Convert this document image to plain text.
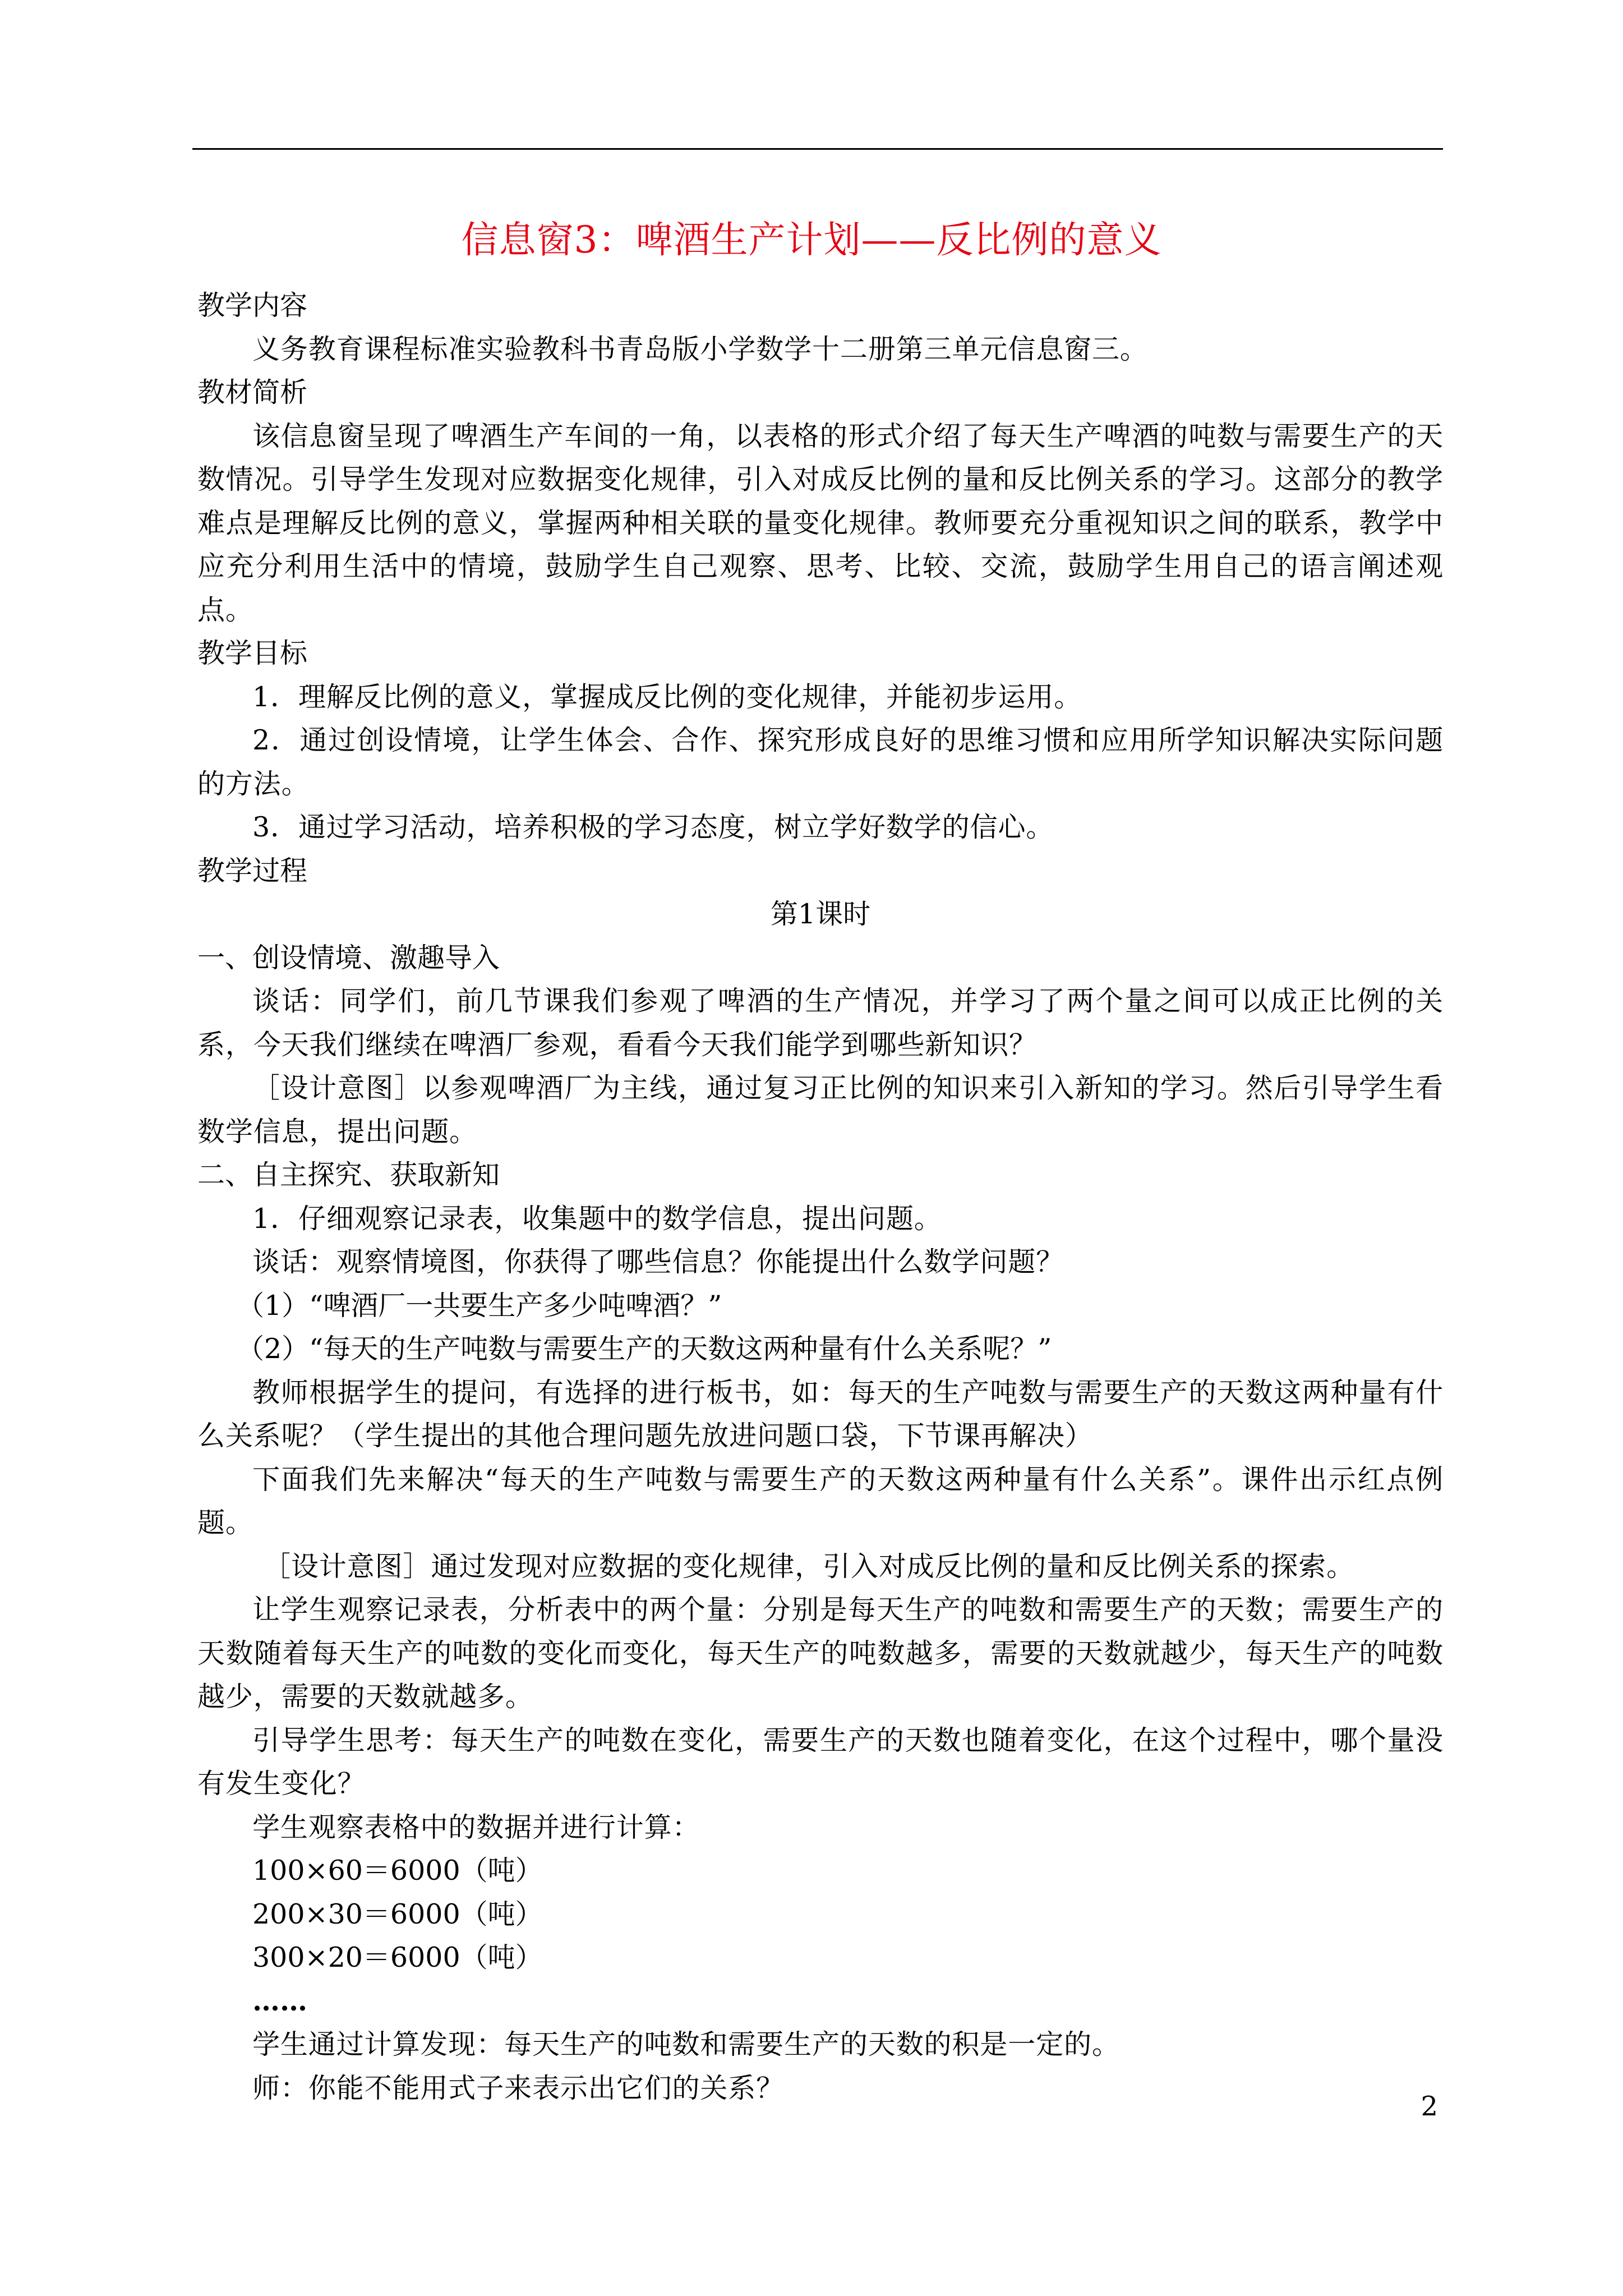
信息窗3：啤酒生产计划——反比例的意义

教学内容

义务教育课程标准实验教科书青岛版小学数学十二册第三单元信息窗三。

教材简析

该信息窗呈现了啤酒生产车间的一角，以表格的形式介绍了每天生产啤酒的吨数与需要生产的天数情况。引导学生发现对应数据变化规律，引入对成反比例的量和反比例关系的学习。这部分的教学难点是理解反比例的意义，掌握两种相关联的量变化规律。教师要充分重视知识之间的联系，教学中应充分利用生活中的情境，鼓励学生自己观察、思考、比较、交流，鼓励学生用自己的语言阐述观点。

教学目标

1．理解反比例的意义，掌握成反比例的变化规律，并能初步运用。

2．通过创设情境，让学生体会、合作、探究形成良好的思维习惯和应用所学知识解决实际问题的方法。

3．通过学习活动，培养积极的学习态度，树立学好数学的信心。

教学过程

第1课时

一、创设情境、激趣导入

谈话：同学们，前几节课我们参观了啤酒的生产情况，并学习了两个量之间可以成正比例的关系，今天我们继续在啤酒厂参观，看看今天我们能学到哪些新知识？

［设计意图］以参观啤酒厂为主线，通过复习正比例的知识来引入新知的学习。然后引导学生看数学信息，提出问题。

二、自主探究、获取新知

1．仔细观察记录表，收集题中的数学信息，提出问题。

谈话：观察情境图，你获得了哪些信息？你能提出什么数学问题？

（1）“啤酒厂一共要生产多少吨啤酒？”

（2）“每天的生产吨数与需要生产的天数这两种量有什么关系呢？”

教师根据学生的提问，有选择的进行板书，如：每天的生产吨数与需要生产的天数这两种量有什么关系呢？（学生提出的其他合理问题先放进问题口袋，下节课再解决）

下面我们先来解决“每天的生产吨数与需要生产的天数这两种量有什么关系”。课件出示红点例题。

［设计意图］通过发现对应数据的变化规律，引入对成反比例的量和反比例关系的探索。

让学生观察记录表，分析表中的两个量：分别是每天生产的吨数和需要生产的天数；需要生产的天数随着每天生产的吨数的变化而变化，每天生产的吨数越多，需要的天数就越少，每天生产的吨数越少，需要的天数就越多。

引导学生思考：每天生产的吨数在变化，需要生产的天数也随着变化，在这个过程中，哪个量没有发生变化？

学生观察表格中的数据并进行计算：

100×60＝6000（吨）

200×30＝6000（吨）

300×20＝6000（吨）

……

学生通过计算发现：每天生产的吨数和需要生产的天数的积是一定的。

师：你能不能用式子来表示出它们的关系？

2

□ □ □ □ □ □ □

▸ **Stated problem**: Go through the records and show every line with the string "每天的生产吨数与需要生产的天数这两种量有什么关系呢" in it.

▸ **Written solution**:
（2）“每天的生产吨数与需要生产的天数这两种量有什么关系呢？”
教师根据学生的提问，有选择的进行板书，如：每天的生产吨数与需要生产的天数这两种量有什么关系呢？（学生提出的其他合理问题先放进问题口袋，下节课再解决）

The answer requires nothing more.